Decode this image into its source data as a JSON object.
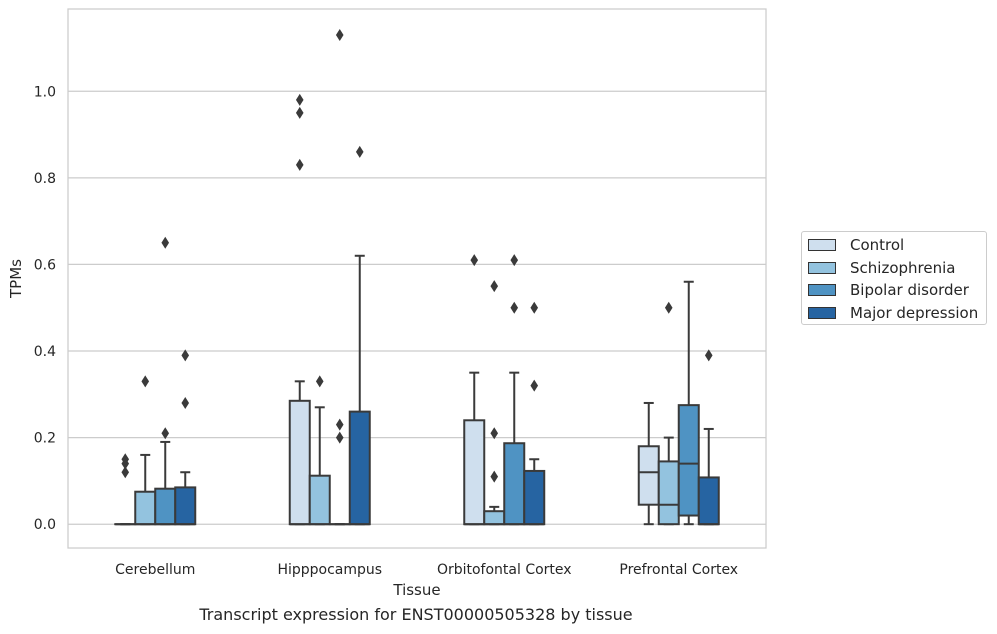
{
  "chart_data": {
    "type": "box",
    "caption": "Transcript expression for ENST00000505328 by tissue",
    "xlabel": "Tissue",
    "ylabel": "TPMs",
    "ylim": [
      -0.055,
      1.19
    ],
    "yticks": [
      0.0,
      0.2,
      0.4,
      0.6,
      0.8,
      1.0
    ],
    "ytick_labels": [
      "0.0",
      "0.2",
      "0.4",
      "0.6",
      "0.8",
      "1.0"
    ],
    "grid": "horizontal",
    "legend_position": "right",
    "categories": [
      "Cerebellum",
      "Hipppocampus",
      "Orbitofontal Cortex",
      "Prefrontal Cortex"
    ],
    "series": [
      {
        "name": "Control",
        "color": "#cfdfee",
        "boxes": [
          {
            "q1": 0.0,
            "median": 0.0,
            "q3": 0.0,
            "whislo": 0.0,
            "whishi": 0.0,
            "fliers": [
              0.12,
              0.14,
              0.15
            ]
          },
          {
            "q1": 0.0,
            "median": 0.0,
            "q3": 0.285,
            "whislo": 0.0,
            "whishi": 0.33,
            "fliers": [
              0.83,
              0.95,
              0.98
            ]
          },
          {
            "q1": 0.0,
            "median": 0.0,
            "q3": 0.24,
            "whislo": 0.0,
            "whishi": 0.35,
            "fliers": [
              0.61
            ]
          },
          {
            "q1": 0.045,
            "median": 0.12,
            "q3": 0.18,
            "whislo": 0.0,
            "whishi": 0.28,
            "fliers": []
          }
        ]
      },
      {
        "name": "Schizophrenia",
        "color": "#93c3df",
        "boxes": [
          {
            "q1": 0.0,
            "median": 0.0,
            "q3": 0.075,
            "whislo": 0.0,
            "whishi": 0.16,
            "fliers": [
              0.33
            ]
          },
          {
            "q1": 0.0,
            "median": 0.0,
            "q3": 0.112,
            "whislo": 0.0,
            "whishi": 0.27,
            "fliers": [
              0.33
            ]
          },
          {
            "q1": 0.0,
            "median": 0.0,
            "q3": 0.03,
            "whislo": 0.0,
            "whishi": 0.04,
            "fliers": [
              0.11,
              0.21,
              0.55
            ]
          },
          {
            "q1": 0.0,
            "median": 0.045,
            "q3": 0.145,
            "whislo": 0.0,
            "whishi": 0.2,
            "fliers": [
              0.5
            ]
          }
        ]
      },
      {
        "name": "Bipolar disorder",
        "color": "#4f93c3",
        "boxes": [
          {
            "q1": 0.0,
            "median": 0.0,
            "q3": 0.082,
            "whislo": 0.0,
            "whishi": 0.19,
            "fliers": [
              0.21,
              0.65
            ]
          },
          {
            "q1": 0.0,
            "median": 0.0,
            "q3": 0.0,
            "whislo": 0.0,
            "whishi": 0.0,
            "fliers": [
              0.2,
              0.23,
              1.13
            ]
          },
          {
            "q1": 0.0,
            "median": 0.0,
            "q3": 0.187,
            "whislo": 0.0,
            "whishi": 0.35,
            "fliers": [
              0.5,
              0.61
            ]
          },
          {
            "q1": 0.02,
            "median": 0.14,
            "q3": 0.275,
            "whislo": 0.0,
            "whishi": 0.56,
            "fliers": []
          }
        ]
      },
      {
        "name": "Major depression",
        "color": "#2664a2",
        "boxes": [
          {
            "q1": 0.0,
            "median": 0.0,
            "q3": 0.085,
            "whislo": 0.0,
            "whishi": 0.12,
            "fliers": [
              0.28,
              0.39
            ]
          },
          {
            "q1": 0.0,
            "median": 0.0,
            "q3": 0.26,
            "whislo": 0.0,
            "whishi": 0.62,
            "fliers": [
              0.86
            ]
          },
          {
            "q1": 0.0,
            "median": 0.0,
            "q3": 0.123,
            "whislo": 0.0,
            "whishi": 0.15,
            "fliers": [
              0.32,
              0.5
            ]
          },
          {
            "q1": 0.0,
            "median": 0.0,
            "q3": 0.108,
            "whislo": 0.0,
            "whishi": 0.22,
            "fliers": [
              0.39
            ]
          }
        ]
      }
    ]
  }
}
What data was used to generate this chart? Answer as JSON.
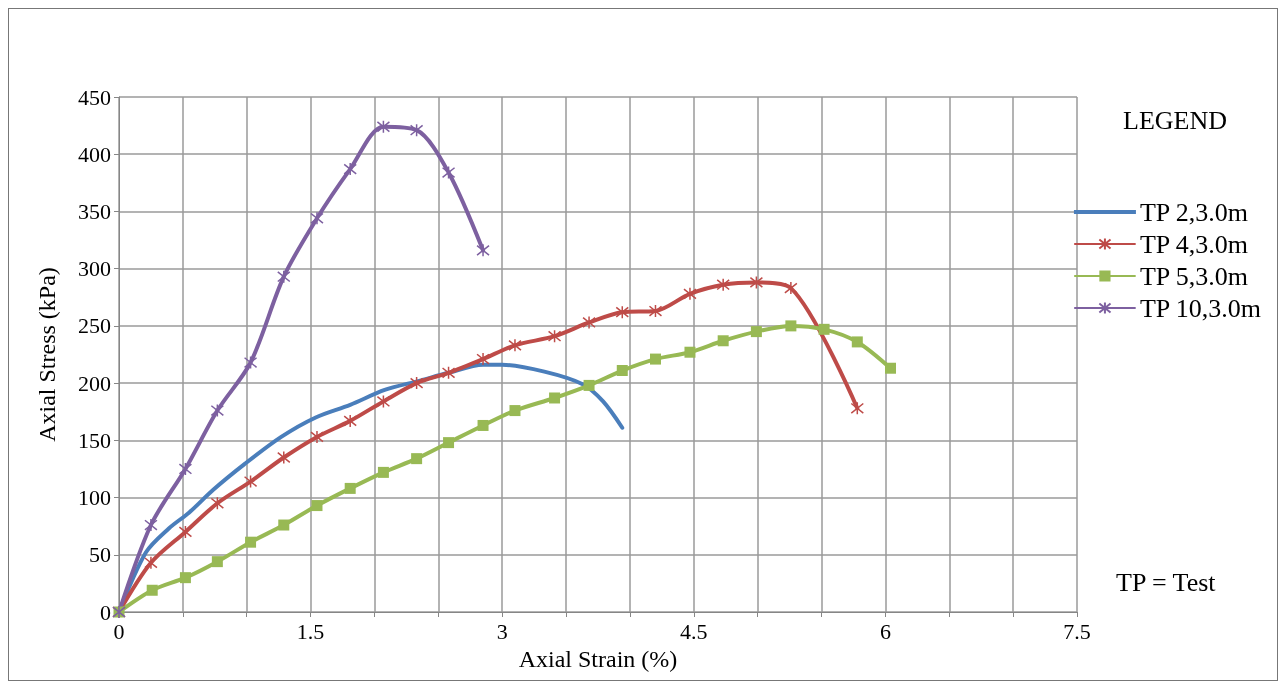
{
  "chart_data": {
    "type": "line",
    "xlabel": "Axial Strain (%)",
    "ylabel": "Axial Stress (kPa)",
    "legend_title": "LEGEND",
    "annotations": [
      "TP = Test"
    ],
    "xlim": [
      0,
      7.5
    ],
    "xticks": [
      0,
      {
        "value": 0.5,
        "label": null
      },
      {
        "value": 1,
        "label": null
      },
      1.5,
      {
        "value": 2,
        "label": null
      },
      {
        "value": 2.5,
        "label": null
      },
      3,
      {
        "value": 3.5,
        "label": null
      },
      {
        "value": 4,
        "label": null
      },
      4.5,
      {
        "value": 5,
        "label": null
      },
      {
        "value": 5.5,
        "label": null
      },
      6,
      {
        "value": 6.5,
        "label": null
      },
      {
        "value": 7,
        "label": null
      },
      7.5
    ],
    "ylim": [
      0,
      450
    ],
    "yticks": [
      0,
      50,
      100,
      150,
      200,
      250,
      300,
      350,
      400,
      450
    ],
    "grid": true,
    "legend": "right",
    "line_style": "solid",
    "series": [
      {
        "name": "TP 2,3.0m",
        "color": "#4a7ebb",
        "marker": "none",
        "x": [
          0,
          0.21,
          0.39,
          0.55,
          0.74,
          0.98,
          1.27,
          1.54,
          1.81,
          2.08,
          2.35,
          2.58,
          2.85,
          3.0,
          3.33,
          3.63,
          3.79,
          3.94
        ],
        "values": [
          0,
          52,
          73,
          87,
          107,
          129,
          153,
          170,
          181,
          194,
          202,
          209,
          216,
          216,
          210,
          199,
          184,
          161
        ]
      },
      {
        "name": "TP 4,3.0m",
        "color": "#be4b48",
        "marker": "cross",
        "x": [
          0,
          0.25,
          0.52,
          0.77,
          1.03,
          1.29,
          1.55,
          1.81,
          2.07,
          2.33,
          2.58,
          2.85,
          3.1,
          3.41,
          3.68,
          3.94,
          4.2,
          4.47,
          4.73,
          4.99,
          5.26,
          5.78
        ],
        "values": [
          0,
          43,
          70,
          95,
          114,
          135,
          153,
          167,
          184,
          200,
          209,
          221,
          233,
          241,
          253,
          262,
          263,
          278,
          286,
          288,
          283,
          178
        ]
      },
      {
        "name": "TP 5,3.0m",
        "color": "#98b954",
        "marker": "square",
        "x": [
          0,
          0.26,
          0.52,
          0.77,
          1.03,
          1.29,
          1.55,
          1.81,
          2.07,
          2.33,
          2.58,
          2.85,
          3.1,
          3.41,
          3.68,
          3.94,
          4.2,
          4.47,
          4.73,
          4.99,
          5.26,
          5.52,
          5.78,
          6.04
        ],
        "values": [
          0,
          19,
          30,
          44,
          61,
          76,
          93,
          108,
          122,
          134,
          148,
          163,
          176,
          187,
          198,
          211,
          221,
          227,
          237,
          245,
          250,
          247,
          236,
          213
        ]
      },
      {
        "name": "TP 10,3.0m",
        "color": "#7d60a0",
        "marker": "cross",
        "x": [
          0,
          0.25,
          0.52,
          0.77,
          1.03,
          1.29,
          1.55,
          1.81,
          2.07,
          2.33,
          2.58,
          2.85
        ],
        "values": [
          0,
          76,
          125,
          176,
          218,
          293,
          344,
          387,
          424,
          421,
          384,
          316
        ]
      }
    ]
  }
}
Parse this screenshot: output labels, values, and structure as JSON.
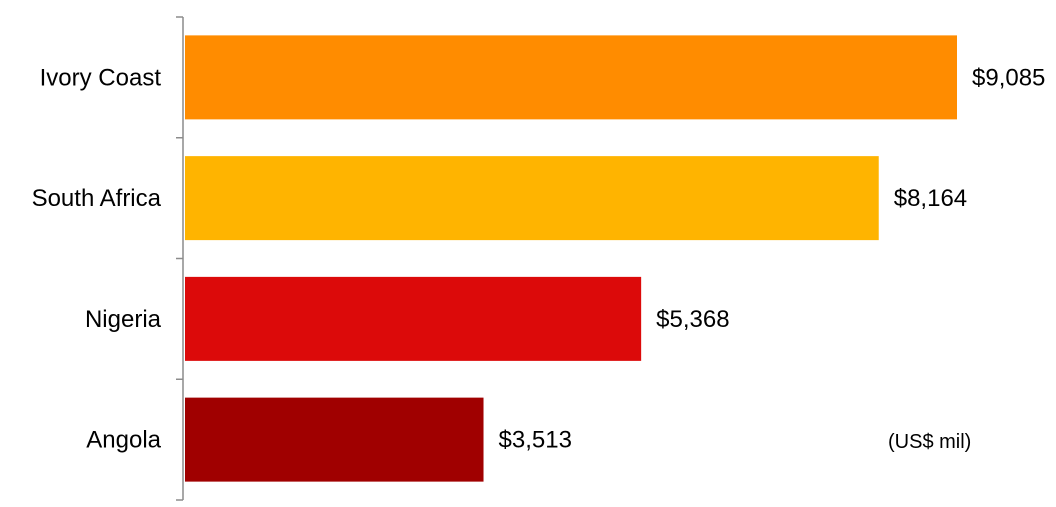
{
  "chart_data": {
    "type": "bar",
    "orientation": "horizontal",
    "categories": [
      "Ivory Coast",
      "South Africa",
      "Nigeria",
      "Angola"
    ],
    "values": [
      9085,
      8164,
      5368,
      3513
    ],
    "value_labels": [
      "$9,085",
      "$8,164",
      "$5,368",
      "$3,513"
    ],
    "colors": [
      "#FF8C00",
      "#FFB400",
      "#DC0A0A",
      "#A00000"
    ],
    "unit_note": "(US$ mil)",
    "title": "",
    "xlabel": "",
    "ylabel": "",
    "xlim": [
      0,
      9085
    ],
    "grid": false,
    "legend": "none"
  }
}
____________
## EXERCISE BRIEF
Pull out all lines from the listing that contain the string "Axial".

## WRITTEN ANSWER
    "xlabel": "Axial Strain (%)",
    "ylabel": "Axial Stress (kPa)",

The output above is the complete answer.